Copy the items from the start of the records through the line containing "series-line-d <box>362 233 512 347</box>", both ends included, exactly as they appear.

_ _ _ _ _

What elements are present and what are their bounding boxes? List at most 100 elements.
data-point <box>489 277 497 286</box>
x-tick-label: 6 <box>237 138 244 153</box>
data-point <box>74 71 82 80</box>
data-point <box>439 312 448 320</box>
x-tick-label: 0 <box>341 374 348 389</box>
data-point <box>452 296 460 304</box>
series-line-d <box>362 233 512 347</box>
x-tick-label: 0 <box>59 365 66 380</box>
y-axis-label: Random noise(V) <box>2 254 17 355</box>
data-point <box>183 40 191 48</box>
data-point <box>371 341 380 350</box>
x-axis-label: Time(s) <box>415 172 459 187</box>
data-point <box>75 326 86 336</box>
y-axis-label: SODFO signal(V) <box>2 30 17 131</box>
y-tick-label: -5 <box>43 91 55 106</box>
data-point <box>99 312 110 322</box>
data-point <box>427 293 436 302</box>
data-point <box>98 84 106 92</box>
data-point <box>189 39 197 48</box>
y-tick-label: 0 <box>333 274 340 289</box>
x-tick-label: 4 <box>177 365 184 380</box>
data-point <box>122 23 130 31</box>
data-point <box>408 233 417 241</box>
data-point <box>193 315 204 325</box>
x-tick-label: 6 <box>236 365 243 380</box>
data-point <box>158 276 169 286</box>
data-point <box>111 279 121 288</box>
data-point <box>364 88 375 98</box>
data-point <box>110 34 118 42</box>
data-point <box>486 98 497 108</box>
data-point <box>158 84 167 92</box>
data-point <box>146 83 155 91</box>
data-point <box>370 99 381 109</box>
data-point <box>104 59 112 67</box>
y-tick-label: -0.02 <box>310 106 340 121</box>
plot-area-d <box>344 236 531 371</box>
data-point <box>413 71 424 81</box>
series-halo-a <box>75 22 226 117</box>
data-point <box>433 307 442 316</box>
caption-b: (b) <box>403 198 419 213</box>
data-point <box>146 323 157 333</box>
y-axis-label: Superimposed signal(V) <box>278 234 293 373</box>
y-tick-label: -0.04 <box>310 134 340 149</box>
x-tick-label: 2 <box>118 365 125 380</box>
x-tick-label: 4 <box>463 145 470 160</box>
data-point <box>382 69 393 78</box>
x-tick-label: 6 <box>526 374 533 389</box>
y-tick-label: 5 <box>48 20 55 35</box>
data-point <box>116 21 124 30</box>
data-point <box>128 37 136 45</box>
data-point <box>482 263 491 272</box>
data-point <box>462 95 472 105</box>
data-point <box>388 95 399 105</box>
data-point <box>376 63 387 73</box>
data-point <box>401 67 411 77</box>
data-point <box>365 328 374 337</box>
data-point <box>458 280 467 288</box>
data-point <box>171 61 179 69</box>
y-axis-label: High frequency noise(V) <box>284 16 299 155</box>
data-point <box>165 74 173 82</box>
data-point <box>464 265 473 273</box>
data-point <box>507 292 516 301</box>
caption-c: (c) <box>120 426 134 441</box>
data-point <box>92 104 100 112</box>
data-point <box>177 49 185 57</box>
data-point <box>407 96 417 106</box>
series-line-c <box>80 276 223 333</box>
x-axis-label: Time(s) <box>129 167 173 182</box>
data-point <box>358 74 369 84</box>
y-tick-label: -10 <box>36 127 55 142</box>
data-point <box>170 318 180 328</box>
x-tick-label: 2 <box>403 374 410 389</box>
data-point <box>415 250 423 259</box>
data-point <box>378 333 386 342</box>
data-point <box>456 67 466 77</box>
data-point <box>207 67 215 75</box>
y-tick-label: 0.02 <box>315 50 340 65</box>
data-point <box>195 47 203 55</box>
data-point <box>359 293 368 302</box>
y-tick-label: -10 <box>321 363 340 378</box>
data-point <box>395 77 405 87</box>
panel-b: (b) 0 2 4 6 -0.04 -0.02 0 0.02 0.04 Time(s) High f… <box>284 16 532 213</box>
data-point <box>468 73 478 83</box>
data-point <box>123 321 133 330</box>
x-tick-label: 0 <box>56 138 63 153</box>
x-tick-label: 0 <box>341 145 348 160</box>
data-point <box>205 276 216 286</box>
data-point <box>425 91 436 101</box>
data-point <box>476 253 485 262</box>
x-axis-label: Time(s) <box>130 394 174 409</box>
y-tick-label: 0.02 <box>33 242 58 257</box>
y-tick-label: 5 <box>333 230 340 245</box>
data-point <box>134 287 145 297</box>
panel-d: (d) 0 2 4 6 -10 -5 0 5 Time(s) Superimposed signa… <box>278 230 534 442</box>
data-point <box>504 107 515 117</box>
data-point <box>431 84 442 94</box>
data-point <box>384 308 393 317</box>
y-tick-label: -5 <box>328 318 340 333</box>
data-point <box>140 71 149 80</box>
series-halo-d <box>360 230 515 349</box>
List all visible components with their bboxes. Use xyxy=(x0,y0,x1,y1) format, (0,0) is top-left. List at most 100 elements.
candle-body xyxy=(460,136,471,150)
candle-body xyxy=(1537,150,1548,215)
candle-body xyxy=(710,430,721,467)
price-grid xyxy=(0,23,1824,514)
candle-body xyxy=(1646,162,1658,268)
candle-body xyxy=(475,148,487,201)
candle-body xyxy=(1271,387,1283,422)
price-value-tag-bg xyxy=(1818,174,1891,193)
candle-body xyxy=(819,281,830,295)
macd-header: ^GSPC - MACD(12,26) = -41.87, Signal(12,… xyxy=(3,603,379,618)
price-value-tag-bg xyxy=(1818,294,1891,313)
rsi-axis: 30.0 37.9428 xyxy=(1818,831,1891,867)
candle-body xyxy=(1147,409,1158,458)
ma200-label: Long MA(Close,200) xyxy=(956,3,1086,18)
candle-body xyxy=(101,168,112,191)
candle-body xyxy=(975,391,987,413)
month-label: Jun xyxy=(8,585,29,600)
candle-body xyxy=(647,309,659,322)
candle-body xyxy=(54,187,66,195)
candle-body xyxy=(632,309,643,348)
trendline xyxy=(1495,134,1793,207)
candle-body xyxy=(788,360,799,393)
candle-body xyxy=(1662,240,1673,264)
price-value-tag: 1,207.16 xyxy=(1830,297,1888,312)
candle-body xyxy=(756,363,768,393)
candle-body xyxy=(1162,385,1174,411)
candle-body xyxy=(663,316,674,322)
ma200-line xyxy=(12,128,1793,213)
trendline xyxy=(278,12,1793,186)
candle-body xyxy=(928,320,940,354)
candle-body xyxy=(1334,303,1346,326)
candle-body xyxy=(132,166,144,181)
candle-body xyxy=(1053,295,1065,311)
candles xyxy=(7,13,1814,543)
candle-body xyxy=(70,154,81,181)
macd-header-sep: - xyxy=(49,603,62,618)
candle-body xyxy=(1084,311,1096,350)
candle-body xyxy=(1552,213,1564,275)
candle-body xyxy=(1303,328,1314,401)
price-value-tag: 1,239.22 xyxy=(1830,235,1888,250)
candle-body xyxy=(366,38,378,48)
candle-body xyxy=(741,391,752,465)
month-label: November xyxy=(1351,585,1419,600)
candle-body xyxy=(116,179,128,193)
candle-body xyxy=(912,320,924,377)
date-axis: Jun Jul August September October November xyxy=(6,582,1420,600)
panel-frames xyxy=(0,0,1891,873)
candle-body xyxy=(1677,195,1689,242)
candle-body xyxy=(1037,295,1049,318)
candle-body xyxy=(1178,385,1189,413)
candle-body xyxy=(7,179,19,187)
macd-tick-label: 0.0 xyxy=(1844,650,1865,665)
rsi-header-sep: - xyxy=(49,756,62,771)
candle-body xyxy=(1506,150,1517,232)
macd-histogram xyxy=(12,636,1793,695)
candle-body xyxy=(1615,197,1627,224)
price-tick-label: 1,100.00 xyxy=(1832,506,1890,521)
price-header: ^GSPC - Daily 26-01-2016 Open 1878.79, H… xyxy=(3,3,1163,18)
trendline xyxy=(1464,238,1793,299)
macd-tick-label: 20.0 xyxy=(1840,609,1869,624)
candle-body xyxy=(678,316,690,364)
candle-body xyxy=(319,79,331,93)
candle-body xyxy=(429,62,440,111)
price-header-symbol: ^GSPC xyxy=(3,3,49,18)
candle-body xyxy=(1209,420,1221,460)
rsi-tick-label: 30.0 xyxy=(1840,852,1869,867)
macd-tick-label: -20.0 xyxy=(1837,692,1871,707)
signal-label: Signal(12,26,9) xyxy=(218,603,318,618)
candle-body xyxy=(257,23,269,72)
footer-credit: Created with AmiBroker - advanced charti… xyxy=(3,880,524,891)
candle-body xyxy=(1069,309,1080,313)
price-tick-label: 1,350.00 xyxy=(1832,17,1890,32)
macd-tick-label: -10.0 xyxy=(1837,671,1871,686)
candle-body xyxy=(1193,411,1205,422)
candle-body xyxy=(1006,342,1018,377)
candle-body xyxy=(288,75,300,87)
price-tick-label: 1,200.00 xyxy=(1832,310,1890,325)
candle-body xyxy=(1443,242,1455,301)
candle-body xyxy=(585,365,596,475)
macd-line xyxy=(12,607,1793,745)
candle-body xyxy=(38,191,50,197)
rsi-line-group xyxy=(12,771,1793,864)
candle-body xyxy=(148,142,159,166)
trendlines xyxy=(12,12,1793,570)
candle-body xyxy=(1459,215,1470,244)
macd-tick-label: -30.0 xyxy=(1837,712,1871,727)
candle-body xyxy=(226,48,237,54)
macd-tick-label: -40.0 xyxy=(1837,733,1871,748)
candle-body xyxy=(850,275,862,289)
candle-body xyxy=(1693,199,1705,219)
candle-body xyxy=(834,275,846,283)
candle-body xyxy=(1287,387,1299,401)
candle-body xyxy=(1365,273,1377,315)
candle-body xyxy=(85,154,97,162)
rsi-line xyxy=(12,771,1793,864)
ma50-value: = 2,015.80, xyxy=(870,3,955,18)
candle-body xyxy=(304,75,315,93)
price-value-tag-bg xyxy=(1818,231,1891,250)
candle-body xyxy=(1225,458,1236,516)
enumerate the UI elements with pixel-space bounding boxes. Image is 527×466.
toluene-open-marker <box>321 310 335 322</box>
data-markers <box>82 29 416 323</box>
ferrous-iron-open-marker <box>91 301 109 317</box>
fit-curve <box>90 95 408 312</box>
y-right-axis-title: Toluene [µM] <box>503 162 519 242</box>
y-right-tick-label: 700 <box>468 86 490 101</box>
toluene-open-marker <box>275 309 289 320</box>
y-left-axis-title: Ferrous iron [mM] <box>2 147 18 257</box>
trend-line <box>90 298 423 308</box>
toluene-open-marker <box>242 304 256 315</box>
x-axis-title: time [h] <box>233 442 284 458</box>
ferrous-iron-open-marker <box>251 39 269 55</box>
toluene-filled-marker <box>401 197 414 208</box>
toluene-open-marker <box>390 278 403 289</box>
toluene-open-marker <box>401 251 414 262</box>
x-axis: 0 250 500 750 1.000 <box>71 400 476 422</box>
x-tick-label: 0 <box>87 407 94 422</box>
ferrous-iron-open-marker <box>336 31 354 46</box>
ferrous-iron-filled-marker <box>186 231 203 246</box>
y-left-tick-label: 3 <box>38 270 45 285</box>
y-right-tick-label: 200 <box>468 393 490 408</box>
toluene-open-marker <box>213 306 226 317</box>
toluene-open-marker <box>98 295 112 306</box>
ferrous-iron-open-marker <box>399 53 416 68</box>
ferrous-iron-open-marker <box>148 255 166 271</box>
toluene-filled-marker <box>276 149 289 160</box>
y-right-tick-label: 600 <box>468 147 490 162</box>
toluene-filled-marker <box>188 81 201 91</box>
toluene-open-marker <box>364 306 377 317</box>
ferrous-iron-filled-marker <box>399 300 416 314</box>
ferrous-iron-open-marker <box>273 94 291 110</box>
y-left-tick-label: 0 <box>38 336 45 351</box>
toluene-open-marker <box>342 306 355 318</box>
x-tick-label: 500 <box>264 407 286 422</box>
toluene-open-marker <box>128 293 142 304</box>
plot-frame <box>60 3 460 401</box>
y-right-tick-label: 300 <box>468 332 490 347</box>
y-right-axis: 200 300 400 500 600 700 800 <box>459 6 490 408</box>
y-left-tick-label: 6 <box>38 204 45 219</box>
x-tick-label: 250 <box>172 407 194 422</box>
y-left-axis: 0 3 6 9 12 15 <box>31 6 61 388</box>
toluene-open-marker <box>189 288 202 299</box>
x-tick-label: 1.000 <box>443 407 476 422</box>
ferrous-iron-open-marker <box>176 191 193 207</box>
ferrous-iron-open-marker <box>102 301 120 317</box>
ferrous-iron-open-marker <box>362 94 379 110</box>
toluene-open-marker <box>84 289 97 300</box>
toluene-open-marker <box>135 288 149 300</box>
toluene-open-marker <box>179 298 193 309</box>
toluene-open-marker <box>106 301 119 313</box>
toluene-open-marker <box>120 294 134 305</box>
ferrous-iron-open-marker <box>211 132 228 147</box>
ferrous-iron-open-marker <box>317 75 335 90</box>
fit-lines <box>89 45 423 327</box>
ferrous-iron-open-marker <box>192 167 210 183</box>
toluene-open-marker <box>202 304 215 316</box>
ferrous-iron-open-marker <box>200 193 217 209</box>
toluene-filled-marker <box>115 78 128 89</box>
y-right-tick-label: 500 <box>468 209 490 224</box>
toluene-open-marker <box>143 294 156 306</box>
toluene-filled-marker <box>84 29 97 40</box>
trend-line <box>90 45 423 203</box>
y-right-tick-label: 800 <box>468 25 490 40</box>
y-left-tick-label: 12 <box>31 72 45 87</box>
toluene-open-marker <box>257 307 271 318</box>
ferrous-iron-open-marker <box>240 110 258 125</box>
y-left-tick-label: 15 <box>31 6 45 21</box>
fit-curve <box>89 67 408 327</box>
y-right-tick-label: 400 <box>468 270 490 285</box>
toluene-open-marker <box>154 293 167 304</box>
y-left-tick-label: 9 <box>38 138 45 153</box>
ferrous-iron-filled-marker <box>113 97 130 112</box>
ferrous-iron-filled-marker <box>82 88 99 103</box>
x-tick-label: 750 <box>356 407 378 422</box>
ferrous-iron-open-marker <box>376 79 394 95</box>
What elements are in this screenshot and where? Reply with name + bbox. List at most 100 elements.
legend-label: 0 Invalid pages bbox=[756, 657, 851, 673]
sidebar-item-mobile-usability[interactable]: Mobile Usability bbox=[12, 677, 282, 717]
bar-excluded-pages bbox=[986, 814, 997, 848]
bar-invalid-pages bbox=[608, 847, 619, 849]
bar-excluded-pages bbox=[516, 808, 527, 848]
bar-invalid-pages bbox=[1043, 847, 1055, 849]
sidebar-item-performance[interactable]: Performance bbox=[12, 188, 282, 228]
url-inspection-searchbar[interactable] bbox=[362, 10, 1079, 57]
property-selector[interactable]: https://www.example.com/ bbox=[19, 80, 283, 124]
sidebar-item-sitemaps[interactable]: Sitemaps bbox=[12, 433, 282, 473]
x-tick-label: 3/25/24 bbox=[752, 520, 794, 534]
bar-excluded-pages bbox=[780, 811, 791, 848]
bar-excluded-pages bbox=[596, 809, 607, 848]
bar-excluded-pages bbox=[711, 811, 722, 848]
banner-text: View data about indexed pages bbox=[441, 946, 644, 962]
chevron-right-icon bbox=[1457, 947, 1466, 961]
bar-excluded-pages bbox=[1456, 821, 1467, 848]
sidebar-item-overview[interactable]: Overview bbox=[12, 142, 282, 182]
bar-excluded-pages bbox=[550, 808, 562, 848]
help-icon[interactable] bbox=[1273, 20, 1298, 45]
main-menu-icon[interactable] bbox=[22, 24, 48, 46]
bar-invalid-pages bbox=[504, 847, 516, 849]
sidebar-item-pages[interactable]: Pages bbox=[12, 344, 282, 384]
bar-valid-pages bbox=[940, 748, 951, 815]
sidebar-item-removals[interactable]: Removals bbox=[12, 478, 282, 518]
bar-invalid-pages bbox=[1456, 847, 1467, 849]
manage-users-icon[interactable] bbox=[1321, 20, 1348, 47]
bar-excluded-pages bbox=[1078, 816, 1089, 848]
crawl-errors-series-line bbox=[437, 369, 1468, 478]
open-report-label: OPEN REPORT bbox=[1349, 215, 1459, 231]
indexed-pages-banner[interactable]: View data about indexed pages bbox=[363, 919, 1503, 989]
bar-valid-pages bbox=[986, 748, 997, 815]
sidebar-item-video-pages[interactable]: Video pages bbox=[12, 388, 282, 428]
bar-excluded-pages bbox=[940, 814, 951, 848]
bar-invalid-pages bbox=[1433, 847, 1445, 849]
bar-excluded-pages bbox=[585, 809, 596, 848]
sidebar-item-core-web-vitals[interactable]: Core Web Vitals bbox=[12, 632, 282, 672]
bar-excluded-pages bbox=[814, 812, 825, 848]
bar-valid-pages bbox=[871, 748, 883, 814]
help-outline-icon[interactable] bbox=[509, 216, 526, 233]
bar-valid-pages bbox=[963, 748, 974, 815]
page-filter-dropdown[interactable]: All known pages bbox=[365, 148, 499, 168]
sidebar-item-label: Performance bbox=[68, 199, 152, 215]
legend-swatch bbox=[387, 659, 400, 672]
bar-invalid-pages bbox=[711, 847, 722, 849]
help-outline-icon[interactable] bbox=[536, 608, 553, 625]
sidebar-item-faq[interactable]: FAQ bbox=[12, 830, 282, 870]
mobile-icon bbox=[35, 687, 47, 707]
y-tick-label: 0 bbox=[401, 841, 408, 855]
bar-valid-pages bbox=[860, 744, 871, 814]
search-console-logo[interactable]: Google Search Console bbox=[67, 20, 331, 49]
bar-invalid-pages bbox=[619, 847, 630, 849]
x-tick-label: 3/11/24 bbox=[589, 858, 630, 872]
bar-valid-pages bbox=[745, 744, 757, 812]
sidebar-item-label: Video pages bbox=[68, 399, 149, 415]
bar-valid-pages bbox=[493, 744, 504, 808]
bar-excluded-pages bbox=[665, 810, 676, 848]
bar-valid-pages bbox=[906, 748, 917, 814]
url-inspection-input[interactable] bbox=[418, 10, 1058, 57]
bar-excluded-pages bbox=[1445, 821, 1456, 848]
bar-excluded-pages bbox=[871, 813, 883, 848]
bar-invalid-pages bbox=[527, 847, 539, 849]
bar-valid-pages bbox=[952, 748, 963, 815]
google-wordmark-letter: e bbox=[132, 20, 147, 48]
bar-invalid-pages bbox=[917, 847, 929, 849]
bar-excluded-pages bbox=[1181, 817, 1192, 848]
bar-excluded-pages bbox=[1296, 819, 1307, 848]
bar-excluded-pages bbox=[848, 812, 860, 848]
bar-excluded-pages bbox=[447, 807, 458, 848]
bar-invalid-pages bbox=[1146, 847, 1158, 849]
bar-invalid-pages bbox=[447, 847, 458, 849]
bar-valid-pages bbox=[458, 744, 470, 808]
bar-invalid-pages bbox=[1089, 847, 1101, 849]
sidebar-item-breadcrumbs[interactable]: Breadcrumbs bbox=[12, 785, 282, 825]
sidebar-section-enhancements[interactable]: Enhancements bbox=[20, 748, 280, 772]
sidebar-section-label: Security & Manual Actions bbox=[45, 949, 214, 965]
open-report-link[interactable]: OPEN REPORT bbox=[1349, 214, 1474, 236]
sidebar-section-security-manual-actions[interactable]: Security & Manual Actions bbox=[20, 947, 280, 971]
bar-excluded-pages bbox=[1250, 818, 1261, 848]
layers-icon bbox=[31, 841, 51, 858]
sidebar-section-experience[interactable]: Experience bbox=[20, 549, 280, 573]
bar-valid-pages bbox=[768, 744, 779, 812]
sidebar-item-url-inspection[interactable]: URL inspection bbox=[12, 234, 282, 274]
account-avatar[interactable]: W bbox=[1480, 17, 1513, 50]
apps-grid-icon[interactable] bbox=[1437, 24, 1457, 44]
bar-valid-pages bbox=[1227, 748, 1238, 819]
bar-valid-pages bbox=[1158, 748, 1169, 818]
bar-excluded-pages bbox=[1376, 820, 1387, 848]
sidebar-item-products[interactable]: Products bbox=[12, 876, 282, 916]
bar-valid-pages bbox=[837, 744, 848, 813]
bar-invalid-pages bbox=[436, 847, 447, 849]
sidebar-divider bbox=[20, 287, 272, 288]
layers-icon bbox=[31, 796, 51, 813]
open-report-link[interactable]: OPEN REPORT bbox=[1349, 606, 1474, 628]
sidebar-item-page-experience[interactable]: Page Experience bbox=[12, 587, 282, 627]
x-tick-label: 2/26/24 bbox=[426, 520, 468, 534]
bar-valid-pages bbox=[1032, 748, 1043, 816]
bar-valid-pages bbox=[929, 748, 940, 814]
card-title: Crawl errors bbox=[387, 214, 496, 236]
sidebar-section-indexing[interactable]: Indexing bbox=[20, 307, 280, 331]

_ _ _ _ _

■ TASK OUTPUT ■
What elements are present and what are their bounding boxes? List at most 100 elements.
data-point <box>489 277 497 286</box>
x-tick-label: 6 <box>237 138 244 153</box>
data-point <box>74 71 82 80</box>
data-point <box>439 312 448 320</box>
x-tick-label: 0 <box>341 374 348 389</box>
data-point <box>452 296 460 304</box>
series-line-d <box>362 233 512 347</box>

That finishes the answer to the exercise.